Exercise goal: Locate the line that contains "Output the text content of this document.". Reproduce it and all following lines up to the end of the material, exactly and with nothing added.

******************************

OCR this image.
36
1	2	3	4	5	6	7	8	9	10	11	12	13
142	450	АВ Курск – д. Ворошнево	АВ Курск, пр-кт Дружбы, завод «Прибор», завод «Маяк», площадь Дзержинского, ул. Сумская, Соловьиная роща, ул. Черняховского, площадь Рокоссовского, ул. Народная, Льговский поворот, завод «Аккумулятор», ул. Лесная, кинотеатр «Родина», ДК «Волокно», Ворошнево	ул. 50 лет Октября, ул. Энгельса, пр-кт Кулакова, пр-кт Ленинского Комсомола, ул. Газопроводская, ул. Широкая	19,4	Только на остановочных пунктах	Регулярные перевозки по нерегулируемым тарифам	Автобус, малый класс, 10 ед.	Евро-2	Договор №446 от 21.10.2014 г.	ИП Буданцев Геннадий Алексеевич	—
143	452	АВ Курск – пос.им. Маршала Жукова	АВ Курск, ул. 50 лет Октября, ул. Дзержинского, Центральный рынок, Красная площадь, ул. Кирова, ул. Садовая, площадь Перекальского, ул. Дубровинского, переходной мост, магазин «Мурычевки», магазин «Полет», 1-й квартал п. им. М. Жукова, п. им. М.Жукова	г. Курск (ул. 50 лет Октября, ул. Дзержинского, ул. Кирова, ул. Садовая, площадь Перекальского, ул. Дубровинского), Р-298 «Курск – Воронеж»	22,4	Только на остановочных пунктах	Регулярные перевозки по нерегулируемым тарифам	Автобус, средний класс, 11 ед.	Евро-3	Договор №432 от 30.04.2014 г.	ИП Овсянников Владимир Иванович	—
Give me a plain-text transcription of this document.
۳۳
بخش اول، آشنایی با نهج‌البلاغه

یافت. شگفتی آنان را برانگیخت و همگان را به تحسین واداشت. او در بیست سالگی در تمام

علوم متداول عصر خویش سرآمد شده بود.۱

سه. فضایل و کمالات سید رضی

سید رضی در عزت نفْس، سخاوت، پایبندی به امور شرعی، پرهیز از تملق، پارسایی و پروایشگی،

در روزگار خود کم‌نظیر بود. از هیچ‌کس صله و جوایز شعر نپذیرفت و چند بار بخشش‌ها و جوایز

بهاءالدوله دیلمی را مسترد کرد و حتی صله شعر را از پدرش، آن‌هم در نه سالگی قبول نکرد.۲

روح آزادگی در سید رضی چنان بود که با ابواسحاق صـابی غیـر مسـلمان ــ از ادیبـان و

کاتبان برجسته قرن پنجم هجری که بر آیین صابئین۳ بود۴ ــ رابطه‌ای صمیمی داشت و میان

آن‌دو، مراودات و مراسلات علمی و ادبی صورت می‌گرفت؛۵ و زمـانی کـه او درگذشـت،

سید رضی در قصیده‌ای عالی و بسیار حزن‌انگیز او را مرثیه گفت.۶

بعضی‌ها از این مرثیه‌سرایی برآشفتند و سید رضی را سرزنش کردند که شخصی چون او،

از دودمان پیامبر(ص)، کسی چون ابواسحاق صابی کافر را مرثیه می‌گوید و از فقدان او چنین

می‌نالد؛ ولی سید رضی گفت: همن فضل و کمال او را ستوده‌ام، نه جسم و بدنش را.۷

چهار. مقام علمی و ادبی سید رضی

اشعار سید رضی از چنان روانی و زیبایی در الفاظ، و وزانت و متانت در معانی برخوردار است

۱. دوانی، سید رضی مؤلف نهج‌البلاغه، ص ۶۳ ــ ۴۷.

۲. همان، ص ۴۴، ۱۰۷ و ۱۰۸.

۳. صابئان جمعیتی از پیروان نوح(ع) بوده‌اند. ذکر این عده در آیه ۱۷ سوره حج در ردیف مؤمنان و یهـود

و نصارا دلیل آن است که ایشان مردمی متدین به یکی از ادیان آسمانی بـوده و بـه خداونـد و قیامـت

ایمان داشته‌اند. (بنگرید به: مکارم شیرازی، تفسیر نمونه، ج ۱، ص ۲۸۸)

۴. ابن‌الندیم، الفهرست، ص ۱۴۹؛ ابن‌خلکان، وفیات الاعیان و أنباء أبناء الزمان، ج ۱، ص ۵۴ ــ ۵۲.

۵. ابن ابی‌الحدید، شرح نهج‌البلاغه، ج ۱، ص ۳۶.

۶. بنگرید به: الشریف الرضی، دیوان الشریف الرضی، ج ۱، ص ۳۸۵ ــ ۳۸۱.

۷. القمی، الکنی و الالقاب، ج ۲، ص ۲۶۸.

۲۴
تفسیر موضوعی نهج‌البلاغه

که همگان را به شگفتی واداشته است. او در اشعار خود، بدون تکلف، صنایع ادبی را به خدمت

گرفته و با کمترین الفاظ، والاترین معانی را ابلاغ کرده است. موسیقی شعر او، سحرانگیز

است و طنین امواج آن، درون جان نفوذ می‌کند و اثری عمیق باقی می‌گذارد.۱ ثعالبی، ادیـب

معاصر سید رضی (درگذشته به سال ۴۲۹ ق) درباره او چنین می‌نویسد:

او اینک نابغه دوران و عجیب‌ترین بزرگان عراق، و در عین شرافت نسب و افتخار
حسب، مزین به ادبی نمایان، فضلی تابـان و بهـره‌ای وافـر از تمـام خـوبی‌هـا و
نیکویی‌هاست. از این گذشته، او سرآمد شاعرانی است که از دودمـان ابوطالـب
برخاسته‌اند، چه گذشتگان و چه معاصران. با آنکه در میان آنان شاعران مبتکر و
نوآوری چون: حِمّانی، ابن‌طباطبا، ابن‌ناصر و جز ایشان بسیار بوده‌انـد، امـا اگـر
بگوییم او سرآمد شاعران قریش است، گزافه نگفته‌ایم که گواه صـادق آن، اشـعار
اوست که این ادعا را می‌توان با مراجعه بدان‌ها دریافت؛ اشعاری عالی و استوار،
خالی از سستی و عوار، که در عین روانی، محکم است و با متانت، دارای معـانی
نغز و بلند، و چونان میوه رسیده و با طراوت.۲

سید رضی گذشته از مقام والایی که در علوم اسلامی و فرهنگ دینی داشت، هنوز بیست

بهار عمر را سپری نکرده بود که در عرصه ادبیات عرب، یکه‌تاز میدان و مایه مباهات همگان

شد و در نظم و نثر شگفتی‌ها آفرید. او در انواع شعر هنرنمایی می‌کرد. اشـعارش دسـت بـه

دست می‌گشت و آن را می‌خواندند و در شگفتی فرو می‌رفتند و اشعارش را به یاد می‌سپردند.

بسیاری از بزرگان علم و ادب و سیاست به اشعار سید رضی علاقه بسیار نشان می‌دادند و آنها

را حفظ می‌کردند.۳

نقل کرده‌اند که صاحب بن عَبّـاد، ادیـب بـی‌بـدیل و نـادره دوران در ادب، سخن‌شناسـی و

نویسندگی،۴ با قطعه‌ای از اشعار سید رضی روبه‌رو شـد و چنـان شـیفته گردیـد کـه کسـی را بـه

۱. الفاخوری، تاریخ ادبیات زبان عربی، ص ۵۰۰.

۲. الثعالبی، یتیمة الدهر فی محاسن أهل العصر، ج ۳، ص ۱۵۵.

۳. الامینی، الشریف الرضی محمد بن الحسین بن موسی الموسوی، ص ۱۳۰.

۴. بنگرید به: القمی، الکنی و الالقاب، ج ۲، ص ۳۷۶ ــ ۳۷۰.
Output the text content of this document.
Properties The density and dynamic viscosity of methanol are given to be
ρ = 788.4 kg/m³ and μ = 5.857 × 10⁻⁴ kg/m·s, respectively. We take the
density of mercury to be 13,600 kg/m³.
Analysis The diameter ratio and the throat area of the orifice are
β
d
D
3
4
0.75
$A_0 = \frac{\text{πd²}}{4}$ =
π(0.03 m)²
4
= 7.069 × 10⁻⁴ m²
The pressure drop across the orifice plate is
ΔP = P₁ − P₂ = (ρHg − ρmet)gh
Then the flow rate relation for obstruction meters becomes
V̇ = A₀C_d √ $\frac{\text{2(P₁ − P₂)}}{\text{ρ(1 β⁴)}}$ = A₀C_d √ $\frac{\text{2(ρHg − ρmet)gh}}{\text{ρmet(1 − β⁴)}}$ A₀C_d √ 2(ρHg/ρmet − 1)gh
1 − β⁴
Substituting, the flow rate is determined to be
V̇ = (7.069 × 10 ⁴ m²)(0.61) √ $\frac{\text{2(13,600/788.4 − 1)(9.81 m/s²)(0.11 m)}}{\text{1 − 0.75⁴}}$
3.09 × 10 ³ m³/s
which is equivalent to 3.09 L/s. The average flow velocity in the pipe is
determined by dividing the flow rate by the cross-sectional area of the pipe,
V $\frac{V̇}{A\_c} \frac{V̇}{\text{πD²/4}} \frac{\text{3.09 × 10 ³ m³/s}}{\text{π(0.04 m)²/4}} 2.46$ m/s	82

******************************

Answer to this exercise:
Output the text content of this document.
Properties The density and dynamic viscosity of methanol are given to be
ρ = 788.4 kg/m³ and μ = 5.857 × 10⁻⁴ kg/m·s, respectively. We take the
density of mercury to be 13,600 kg/m³.
Analysis The diameter ratio and the throat area of the orifice are
β
d
D
3
4
0.75
$A_0 = \frac{\text{πd²}}{4}$ =
π(0.03 m)²
4
= 7.069 × 10⁻⁴ m²
The pressure drop across the orifice plate is
ΔP = P₁ − P₂ = (ρHg − ρmet)gh
Then the flow rate relation for obstruction meters becomes
V̇ = A₀C_d √ $\frac{\text{2(P₁ − P₂)}}{\text{ρ(1 β⁴)}}$ = A₀C_d √ $\frac{\text{2(ρHg − ρmet)gh}}{\text{ρmet(1 − β⁴)}}$ A₀C_d √ 2(ρHg/ρmet − 1)gh
1 − β⁴
Substituting, the flow rate is determined to be
V̇ = (7.069 × 10 ⁴ m²)(0.61) √ $\frac{\text{2(13,600/788.4 − 1)(9.81 m/s²)(0.11 m)}}{\text{1 − 0.75⁴}}$
3.09 × 10 ³ m³/s
which is equivalent to 3.09 L/s. The average flow velocity in the pipe is
determined by dividing the flow rate by the cross-sectional area of the pipe,
V $\frac{V̇}{A\_c} \frac{V̇}{\text{πD²/4}} \frac{\text{3.09 × 10 ³ m³/s}}{\text{π(0.04 m)²/4}} 2.46$ m/s	82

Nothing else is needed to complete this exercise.